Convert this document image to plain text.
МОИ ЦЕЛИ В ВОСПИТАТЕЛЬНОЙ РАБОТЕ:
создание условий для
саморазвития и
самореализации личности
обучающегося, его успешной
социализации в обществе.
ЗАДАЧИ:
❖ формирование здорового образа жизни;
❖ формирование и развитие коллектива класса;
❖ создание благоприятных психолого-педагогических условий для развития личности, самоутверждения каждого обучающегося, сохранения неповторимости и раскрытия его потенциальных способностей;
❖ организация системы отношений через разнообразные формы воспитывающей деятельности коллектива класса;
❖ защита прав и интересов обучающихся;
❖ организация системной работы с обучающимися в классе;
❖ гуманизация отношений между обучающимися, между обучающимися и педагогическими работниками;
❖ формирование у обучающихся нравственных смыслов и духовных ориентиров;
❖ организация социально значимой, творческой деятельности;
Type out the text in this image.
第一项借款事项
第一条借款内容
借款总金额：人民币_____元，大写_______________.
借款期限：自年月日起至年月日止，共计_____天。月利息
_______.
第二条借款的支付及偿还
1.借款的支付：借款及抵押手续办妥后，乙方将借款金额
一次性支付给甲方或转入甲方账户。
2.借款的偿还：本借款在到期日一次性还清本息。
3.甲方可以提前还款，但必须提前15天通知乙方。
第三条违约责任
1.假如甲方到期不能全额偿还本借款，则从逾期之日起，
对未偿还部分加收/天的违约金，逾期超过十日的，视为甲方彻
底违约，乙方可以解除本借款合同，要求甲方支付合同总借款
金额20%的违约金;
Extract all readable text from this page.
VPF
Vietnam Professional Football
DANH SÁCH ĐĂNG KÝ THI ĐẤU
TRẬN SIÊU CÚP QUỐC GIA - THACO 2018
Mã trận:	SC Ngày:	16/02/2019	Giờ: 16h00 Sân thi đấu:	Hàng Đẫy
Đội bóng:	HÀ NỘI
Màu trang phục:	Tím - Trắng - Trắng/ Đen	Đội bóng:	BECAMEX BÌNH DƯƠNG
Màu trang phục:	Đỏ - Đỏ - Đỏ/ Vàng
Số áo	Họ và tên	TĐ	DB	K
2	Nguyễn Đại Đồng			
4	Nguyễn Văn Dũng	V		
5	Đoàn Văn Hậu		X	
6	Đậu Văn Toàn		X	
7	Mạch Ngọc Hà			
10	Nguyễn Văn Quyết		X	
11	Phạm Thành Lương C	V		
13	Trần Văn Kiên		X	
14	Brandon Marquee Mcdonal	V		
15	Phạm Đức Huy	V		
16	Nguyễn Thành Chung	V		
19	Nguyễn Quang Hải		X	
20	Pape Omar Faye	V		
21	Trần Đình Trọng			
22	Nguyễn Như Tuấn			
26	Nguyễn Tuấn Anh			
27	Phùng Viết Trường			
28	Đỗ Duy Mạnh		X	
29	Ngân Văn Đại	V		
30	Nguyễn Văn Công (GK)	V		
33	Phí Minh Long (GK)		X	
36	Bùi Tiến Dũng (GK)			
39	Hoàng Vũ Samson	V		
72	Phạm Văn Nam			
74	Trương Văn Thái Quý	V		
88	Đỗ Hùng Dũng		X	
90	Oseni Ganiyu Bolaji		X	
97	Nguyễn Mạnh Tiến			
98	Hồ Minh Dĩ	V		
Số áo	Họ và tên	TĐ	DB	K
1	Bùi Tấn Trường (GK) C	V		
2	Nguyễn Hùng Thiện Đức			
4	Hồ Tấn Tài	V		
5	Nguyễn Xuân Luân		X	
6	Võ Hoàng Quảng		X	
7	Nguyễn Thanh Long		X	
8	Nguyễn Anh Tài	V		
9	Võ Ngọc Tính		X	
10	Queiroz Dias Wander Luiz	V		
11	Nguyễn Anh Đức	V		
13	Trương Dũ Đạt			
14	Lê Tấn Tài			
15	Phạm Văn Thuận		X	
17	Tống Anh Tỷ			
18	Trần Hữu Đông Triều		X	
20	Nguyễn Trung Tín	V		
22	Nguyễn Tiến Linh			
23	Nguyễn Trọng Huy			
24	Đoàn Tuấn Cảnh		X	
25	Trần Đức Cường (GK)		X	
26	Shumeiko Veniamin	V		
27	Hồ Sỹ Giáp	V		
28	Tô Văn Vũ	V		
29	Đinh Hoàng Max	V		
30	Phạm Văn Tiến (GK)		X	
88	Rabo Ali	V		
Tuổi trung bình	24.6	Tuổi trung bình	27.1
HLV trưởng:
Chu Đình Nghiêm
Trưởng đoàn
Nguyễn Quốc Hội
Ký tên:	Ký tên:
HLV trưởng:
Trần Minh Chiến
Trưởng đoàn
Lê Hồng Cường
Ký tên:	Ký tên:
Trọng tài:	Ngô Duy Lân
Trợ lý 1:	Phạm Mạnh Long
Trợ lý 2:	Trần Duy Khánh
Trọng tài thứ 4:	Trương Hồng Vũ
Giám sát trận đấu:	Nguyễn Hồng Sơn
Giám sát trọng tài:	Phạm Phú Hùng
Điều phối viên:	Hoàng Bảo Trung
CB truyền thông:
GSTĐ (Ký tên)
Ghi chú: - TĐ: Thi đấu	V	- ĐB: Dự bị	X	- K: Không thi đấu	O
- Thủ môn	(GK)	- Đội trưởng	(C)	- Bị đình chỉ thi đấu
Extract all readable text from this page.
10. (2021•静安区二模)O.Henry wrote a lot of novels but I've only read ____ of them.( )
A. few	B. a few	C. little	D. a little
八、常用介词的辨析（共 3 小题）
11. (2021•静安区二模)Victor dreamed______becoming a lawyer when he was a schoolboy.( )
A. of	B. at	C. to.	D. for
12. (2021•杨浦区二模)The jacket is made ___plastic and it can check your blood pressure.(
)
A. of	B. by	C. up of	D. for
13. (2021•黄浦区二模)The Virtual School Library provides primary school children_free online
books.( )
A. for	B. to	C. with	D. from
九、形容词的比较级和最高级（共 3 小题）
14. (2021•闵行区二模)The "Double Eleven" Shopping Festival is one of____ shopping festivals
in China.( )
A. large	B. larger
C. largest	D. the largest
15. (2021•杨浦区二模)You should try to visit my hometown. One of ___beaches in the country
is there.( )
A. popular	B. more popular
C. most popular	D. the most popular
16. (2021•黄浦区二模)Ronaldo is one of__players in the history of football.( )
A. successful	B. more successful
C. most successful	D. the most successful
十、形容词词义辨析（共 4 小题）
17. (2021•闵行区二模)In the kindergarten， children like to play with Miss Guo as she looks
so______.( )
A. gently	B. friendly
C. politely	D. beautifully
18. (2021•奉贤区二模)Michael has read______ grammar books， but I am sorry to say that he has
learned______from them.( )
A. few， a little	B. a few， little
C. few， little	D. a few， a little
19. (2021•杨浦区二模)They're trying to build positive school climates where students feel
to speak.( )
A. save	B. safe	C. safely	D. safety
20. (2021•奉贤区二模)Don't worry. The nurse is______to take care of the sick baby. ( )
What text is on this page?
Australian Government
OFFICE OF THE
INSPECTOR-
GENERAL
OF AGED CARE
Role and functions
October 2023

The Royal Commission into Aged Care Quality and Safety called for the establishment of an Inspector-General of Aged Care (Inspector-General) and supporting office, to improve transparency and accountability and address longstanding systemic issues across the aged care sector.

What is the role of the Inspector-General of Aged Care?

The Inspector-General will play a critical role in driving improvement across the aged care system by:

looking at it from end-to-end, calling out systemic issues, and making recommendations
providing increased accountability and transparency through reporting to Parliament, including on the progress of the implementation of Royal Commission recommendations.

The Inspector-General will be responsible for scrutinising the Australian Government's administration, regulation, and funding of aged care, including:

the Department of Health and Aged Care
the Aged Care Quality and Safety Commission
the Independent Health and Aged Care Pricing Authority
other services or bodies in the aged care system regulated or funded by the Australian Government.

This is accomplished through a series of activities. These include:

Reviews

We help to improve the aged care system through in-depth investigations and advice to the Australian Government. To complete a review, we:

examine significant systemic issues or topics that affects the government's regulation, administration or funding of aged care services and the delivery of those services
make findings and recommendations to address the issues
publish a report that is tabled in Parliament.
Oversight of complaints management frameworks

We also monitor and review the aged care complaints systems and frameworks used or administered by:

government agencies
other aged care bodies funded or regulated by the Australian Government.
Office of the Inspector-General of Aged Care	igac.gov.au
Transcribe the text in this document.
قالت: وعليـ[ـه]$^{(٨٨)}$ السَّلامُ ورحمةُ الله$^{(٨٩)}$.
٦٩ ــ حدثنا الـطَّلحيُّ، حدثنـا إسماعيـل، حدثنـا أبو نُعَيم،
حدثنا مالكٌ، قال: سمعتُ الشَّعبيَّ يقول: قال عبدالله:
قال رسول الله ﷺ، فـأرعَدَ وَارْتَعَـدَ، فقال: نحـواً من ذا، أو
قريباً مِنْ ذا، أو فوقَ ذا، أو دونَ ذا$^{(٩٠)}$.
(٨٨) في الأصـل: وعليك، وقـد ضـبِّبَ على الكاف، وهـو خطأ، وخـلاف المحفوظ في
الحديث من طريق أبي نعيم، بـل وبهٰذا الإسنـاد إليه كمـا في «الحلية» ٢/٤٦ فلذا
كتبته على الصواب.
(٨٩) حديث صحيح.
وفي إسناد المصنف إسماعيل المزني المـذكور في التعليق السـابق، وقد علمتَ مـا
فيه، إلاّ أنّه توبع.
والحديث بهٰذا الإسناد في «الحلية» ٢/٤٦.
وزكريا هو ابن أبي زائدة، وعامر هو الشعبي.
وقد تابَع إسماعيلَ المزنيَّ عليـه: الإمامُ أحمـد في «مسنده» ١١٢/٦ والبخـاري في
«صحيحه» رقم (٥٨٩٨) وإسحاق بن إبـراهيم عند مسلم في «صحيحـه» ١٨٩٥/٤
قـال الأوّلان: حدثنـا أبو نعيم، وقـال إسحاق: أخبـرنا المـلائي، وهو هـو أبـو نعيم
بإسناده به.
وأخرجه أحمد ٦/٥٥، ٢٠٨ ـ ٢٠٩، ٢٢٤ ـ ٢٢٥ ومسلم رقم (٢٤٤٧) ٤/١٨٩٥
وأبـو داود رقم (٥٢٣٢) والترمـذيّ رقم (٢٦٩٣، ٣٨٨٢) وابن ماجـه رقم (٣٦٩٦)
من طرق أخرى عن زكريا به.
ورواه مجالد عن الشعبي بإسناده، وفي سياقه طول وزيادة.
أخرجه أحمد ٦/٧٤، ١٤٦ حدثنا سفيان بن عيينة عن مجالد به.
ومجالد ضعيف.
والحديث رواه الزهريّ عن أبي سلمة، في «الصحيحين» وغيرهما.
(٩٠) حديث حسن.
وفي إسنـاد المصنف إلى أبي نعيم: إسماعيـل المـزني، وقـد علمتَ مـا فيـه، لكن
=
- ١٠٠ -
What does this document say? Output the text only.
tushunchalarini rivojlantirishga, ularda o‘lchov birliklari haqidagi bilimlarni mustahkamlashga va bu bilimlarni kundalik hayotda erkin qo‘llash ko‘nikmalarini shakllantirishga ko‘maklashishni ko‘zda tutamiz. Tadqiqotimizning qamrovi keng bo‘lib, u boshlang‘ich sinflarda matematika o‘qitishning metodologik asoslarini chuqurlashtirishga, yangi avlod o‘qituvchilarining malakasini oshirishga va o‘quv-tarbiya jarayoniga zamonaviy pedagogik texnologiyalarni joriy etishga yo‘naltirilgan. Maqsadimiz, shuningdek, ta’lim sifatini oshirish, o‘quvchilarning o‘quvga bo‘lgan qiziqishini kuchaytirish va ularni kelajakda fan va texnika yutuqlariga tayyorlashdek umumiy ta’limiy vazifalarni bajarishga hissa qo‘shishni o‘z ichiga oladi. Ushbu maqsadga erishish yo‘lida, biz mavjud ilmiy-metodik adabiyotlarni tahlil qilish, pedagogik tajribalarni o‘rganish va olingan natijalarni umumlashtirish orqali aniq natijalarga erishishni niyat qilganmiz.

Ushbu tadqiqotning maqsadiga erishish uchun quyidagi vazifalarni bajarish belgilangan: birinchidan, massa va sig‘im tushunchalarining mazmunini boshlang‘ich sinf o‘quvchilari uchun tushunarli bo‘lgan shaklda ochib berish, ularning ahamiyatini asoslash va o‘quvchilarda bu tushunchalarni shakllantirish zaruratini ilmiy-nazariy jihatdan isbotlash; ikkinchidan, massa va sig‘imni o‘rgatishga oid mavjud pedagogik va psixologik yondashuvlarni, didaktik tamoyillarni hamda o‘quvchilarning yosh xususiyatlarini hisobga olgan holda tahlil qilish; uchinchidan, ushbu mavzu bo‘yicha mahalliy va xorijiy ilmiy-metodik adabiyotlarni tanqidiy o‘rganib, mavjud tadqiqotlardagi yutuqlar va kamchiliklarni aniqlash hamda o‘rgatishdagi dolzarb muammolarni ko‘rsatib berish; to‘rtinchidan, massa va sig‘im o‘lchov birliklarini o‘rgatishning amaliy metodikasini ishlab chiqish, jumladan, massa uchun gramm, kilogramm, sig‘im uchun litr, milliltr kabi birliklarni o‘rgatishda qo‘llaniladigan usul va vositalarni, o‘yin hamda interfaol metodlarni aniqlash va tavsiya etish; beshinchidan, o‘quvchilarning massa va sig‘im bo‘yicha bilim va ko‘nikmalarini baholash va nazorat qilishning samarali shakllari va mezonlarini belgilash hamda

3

++++++++++++++++++++

» **WHAT IS ASKED**
Read the data above. Pull out each line in which the string "формирование" appears.

» **TASK RESPONSE**
❖ формирование здорового образа жизни;
❖ формирование и развитие коллектива класса;
❖ формирование у обучающихся нравственных смыслов и духовных ориентиров;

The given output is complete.